> _Set problem_
Records follow. Select each line holding "name".

> _Input_
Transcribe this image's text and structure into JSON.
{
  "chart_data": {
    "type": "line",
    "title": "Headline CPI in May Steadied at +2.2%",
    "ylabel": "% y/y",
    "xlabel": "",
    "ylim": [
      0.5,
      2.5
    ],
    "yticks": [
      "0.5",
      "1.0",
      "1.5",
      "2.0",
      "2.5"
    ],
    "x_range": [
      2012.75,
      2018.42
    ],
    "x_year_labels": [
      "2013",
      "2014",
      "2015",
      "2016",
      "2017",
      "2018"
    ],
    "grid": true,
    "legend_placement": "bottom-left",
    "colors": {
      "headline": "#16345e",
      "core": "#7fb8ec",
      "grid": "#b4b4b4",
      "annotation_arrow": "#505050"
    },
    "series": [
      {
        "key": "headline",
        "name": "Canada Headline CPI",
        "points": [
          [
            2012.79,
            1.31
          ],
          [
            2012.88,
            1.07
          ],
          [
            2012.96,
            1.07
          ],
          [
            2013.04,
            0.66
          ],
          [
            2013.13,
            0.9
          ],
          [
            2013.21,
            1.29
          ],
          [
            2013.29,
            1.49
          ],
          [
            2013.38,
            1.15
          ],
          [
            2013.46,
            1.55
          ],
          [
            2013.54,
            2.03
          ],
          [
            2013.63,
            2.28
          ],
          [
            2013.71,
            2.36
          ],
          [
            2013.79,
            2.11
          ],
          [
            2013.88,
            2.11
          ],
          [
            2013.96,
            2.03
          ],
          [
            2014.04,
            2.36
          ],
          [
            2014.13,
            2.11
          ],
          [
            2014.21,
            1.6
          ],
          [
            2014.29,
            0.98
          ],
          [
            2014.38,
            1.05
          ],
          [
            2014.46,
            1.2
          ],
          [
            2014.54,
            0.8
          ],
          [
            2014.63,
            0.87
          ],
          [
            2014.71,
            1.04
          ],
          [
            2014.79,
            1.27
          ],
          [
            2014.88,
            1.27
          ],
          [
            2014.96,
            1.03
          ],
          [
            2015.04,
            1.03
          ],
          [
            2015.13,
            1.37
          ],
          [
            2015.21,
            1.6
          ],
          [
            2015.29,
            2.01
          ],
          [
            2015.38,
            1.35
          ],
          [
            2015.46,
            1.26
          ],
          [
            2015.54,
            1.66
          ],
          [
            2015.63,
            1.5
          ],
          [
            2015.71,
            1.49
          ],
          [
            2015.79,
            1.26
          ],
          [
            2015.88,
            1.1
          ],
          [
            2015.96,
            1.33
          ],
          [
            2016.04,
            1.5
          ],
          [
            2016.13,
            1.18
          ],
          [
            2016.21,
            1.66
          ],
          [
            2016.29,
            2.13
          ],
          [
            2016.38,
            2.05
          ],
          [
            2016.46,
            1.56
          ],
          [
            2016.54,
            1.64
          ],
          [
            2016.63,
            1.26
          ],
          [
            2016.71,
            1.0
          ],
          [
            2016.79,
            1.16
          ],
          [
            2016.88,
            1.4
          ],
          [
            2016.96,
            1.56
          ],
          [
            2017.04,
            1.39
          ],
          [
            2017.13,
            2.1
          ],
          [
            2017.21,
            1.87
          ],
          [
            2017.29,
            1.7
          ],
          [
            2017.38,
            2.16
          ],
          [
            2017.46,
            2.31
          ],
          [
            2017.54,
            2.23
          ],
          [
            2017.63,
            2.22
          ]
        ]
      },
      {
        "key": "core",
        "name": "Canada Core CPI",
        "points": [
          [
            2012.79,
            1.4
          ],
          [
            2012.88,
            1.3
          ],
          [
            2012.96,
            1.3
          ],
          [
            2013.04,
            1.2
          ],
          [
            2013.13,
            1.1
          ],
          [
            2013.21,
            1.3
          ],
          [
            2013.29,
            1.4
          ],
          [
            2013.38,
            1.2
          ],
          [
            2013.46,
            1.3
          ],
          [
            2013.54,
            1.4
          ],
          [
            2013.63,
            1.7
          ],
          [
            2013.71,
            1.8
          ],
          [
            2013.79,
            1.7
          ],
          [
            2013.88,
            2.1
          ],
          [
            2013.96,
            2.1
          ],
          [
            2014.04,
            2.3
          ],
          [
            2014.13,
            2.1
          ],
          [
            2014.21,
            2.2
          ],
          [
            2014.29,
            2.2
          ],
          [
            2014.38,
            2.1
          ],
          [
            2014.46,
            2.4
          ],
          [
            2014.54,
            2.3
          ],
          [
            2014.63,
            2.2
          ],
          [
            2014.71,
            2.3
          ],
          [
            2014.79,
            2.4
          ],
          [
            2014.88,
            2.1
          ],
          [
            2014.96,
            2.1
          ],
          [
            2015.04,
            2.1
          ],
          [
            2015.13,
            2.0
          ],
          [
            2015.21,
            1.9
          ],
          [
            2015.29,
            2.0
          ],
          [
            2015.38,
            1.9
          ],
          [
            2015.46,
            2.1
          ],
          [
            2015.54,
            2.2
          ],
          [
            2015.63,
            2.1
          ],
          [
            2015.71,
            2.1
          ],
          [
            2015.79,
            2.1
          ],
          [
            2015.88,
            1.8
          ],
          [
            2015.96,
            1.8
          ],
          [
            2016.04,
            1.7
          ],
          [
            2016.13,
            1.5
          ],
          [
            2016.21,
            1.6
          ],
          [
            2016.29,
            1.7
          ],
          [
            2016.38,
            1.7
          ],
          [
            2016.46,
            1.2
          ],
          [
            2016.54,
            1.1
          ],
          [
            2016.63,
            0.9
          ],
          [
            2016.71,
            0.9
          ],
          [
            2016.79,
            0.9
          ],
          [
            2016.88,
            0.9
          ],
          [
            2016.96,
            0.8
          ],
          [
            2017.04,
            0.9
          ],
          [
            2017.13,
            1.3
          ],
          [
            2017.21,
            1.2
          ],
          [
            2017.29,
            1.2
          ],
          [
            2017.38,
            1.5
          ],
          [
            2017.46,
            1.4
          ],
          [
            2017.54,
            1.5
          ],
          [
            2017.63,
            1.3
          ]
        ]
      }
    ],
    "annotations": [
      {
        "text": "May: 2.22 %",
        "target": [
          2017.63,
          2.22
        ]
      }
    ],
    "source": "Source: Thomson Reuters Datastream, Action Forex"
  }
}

> _Answer below_
        "name": "Canada Headline CPI",
        "name": "Canada Core CPI",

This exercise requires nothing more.